### Instructions to follow
Repeat the material exactly, leaving nothing out.

|---|

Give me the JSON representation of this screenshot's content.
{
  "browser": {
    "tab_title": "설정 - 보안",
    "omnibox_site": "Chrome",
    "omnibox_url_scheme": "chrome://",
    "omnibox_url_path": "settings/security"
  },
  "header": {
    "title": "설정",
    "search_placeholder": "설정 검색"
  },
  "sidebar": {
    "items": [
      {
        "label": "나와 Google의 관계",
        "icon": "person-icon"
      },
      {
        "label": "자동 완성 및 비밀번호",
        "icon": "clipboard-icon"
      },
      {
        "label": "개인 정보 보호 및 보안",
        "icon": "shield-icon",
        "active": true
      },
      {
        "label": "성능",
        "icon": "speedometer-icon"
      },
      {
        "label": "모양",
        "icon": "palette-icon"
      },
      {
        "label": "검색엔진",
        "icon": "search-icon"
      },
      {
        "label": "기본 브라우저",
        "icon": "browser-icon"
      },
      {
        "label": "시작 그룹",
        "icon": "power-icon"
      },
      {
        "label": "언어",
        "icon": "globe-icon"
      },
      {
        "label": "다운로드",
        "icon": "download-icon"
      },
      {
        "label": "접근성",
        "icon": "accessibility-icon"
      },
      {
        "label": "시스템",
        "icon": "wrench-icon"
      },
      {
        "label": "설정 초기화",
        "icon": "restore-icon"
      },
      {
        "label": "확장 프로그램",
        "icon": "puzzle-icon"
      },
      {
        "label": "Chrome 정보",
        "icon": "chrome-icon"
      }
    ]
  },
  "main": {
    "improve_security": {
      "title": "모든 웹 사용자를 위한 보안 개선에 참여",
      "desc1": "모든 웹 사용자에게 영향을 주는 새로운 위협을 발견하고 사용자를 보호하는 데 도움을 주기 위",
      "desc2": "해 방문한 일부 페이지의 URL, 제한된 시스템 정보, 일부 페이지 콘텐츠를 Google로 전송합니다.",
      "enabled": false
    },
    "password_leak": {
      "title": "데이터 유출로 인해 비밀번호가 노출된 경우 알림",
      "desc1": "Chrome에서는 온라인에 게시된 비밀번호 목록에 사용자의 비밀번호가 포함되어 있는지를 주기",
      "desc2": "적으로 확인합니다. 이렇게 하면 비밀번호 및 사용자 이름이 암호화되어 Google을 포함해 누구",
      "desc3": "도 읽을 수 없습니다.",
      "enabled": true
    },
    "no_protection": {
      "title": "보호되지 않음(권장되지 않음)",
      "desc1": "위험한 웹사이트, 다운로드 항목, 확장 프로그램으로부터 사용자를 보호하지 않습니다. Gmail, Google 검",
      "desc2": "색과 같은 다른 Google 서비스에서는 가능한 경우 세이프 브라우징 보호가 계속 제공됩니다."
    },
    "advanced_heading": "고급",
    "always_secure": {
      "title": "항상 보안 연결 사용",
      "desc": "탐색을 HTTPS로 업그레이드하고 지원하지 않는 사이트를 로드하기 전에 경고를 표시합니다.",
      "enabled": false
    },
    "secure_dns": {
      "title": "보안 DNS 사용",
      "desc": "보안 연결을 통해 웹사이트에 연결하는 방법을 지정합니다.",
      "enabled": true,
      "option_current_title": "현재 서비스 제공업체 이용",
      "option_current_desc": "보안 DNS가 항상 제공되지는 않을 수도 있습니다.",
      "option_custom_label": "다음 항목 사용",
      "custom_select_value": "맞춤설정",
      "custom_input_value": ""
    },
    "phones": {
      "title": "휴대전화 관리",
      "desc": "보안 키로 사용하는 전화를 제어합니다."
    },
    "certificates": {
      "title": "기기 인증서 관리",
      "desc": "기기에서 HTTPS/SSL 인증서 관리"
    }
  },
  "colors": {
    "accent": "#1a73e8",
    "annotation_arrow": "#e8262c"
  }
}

|---|

### Exercise result
Give me the JSON representation of this screenshot's content.
{
  "browser": {
    "tab_title": "설정 - 보안",
    "omnibox_site": "Chrome",
    "omnibox_url_scheme": "chrome://",
    "omnibox_url_path": "settings/security"
  },
  "header": {
    "title": "설정",
    "search_placeholder": "설정 검색"
  },
  "sidebar": {
    "items": [
      {
        "label": "나와 Google의 관계",
        "icon": "person-icon"
      },
      {
        "label": "자동 완성 및 비밀번호",
        "icon": "clipboard-icon"
      },
      {
        "label": "개인 정보 보호 및 보안",
        "icon": "shield-icon",
        "active": true
      },
      {
        "label": "성능",
        "icon": "speedometer-icon"
      },
      {
        "label": "모양",
        "icon": "palette-icon"
      },
      {
        "label": "검색엔진",
        "icon": "search-icon"
      },
      {
        "label": "기본 브라우저",
        "icon": "browser-icon"
      },
      {
        "label": "시작 그룹",
        "icon": "power-icon"
      },
      {
        "label": "언어",
        "icon": "globe-icon"
      },
      {
        "label": "다운로드",
        "icon": "download-icon"
      },
      {
        "label": "접근성",
        "icon": "accessibility-icon"
      },
      {
        "label": "시스템",
        "icon": "wrench-icon"
      },
      {
        "label": "설정 초기화",
        "icon": "restore-icon"
      },
      {
        "label": "확장 프로그램",
        "icon": "puzzle-icon"
      },
      {
        "label": "Chrome 정보",
        "icon": "chrome-icon"
      }
    ]
  },
  "main": {
    "improve_security": {
      "title": "모든 웹 사용자를 위한 보안 개선에 참여",
      "desc1": "모든 웹 사용자에게 영향을 주는 새로운 위협을 발견하고 사용자를 보호하는 데 도움을 주기 위",
      "desc2": "해 방문한 일부 페이지의 URL, 제한된 시스템 정보, 일부 페이지 콘텐츠를 Google로 전송합니다.",
      "enabled": false
    },
    "password_leak": {
      "title": "데이터 유출로 인해 비밀번호가 노출된 경우 알림",
      "desc1": "Chrome에서는 온라인에 게시된 비밀번호 목록에 사용자의 비밀번호가 포함되어 있는지를 주기",
      "desc2": "적으로 확인합니다. 이렇게 하면 비밀번호 및 사용자 이름이 암호화되어 Google을 포함해 누구",
      "desc3": "도 읽을 수 없습니다.",
      "enabled": true
    },
    "no_protection": {
      "title": "보호되지 않음(권장되지 않음)",
      "desc1": "위험한 웹사이트, 다운로드 항목, 확장 프로그램으로부터 사용자를 보호하지 않습니다. Gmail, Google 검",
      "desc2": "색과 같은 다른 Google 서비스에서는 가능한 경우 세이프 브라우징 보호가 계속 제공됩니다."
    },
    "advanced_heading": "고급",
    "always_secure": {
      "title": "항상 보안 연결 사용",
      "desc": "탐색을 HTTPS로 업그레이드하고 지원하지 않는 사이트를 로드하기 전에 경고를 표시합니다.",
      "enabled": false
    },
    "secure_dns": {
      "title": "보안 DNS 사용",
      "desc": "보안 연결을 통해 웹사이트에 연결하는 방법을 지정합니다.",
      "enabled": true,
      "option_current_title": "현재 서비스 제공업체 이용",
      "option_current_desc": "보안 DNS가 항상 제공되지는 않을 수도 있습니다.",
      "option_custom_label": "다음 항목 사용",
      "custom_select_value": "맞춤설정",
      "custom_input_value": ""
    },
    "phones": {
      "title": "휴대전화 관리",
      "desc": "보안 키로 사용하는 전화를 제어합니다."
    },
    "certificates": {
      "title": "기기 인증서 관리",
      "desc": "기기에서 HTTPS/SSL 인증서 관리"
    }
  },
  "colors": {
    "accent": "#1a73e8",
    "annotation_arrow": "#e8262c"
  }
}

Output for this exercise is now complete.